→ **Objective**
Go through the records underneath and write each one out again exactly.

********

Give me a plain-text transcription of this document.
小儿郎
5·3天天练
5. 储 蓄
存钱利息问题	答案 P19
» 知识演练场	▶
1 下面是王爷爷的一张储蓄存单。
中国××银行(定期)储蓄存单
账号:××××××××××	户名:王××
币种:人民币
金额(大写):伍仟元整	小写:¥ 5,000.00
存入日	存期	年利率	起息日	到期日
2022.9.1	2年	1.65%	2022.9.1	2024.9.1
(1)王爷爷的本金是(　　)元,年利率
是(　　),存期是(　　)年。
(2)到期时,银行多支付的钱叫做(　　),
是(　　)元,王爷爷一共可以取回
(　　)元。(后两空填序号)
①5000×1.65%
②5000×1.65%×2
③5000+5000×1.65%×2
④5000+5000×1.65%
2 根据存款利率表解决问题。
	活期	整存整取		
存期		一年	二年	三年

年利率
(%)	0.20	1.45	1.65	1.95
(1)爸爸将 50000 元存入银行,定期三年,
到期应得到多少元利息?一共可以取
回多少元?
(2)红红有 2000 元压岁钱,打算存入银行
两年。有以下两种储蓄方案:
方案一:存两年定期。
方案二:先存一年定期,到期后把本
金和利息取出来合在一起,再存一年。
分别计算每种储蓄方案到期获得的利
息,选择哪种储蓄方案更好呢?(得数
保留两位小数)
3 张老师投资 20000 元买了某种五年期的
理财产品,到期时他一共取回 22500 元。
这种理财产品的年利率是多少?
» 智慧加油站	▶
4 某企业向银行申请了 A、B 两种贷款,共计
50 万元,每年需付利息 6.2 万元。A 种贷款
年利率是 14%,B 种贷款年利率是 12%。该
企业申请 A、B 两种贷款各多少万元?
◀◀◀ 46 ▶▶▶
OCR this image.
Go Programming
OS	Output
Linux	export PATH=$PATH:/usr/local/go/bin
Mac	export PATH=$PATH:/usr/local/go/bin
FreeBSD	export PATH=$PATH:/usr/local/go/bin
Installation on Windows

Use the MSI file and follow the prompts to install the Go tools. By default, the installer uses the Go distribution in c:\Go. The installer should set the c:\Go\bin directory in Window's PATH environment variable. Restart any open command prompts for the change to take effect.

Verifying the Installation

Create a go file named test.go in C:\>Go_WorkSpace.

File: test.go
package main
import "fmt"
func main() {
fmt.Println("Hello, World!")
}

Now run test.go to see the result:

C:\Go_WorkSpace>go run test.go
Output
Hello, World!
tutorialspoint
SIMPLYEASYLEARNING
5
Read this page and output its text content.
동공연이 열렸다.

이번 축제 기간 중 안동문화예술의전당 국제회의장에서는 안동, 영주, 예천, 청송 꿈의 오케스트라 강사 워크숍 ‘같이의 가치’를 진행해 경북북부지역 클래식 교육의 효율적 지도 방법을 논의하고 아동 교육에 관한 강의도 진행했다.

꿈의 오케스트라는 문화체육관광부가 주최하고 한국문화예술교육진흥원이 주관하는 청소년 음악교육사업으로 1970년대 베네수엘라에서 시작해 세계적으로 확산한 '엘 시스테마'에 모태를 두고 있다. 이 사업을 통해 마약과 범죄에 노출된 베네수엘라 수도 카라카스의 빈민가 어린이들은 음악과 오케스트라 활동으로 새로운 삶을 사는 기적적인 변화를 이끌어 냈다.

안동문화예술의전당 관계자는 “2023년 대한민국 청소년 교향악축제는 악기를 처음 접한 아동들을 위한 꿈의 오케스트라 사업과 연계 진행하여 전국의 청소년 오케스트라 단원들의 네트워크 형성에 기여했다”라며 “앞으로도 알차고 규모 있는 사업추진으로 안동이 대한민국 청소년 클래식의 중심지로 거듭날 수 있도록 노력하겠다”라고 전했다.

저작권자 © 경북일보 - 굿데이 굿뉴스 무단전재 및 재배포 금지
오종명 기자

********

→ **The answer**
Give me a plain-text transcription of this document.
小儿郎
5·3天天练
5. 储 蓄
存钱利息问题	答案 P19
» 知识演练场	▶
1 下面是王爷爷的一张储蓄存单。
中国××银行(定期)储蓄存单
账号:××××××××××	户名:王××
币种:人民币
金额(大写):伍仟元整	小写:¥ 5,000.00
存入日	存期	年利率	起息日	到期日
2022.9.1	2年	1.65%	2022.9.1	2024.9.1
(1)王爷爷的本金是(　　)元,年利率
是(　　),存期是(　　)年。
(2)到期时,银行多支付的钱叫做(　　),
是(　　)元,王爷爷一共可以取回
(　　)元。(后两空填序号)
①5000×1.65%
②5000×1.65%×2
③5000+5000×1.65%×2
④5000+5000×1.65%
2 根据存款利率表解决问题。
	活期	整存整取		
存期		一年	二年	三年

年利率
(%)	0.20	1.45	1.65	1.95
(1)爸爸将 50000 元存入银行,定期三年,
到期应得到多少元利息?一共可以取
回多少元?
(2)红红有 2000 元压岁钱,打算存入银行
两年。有以下两种储蓄方案:
方案一:存两年定期。
方案二:先存一年定期,到期后把本
金和利息取出来合在一起,再存一年。
分别计算每种储蓄方案到期获得的利
息,选择哪种储蓄方案更好呢?(得数
保留两位小数)
3 张老师投资 20000 元买了某种五年期的
理财产品,到期时他一共取回 22500 元。
这种理财产品的年利率是多少?
» 智慧加油站	▶
4 某企业向银行申请了 A、B 两种贷款,共计
50 万元,每年需付利息 6.2 万元。A 种贷款
年利率是 14%,B 种贷款年利率是 12%。该
企业申请 A、B 两种贷款各多少万元?
◀◀◀ 46 ▶▶▶
OCR this image.
Go Programming
OS	Output
Linux	export PATH=$PATH:/usr/local/go/bin
Mac	export PATH=$PATH:/usr/local/go/bin
FreeBSD	export PATH=$PATH:/usr/local/go/bin
Installation on Windows

Use the MSI file and follow the prompts to install the Go tools. By default, the installer uses the Go distribution in c:\Go. The installer should set the c:\Go\bin directory in Window's PATH environment variable. Restart any open command prompts for the change to take effect.

Verifying the Installation

Create a go file named test.go in C:\>Go_WorkSpace.

File: test.go
package main
import "fmt"
func main() {
fmt.Println("Hello, World!")
}

Now run test.go to see the result:

C:\Go_WorkSpace>go run test.go
Output
Hello, World!
tutorialspoint
SIMPLYEASYLEARNING
5
Read this page and output its text content.
동공연이 열렸다.

이번 축제 기간 중 안동문화예술의전당 국제회의장에서는 안동, 영주, 예천, 청송 꿈의 오케스트라 강사 워크숍 ‘같이의 가치’를 진행해 경북북부지역 클래식 교육의 효율적 지도 방법을 논의하고 아동 교육에 관한 강의도 진행했다.

꿈의 오케스트라는 문화체육관광부가 주최하고 한국문화예술교육진흥원이 주관하는 청소년 음악교육사업으로 1970년대 베네수엘라에서 시작해 세계적으로 확산한 '엘 시스테마'에 모태를 두고 있다. 이 사업을 통해 마약과 범죄에 노출된 베네수엘라 수도 카라카스의 빈민가 어린이들은 음악과 오케스트라 활동으로 새로운 삶을 사는 기적적인 변화를 이끌어 냈다.

안동문화예술의전당 관계자는 “2023년 대한민국 청소년 교향악축제는 악기를 처음 접한 아동들을 위한 꿈의 오케스트라 사업과 연계 진행하여 전국의 청소년 오케스트라 단원들의 네트워크 형성에 기여했다”라며 “앞으로도 알차고 규모 있는 사업추진으로 안동이 대한민국 청소년 클래식의 중심지로 거듭날 수 있도록 노력하겠다”라고 전했다.

저작권자 © 경북일보 - 굿데이 굿뉴스 무단전재 및 재배포 금지
오종명 기자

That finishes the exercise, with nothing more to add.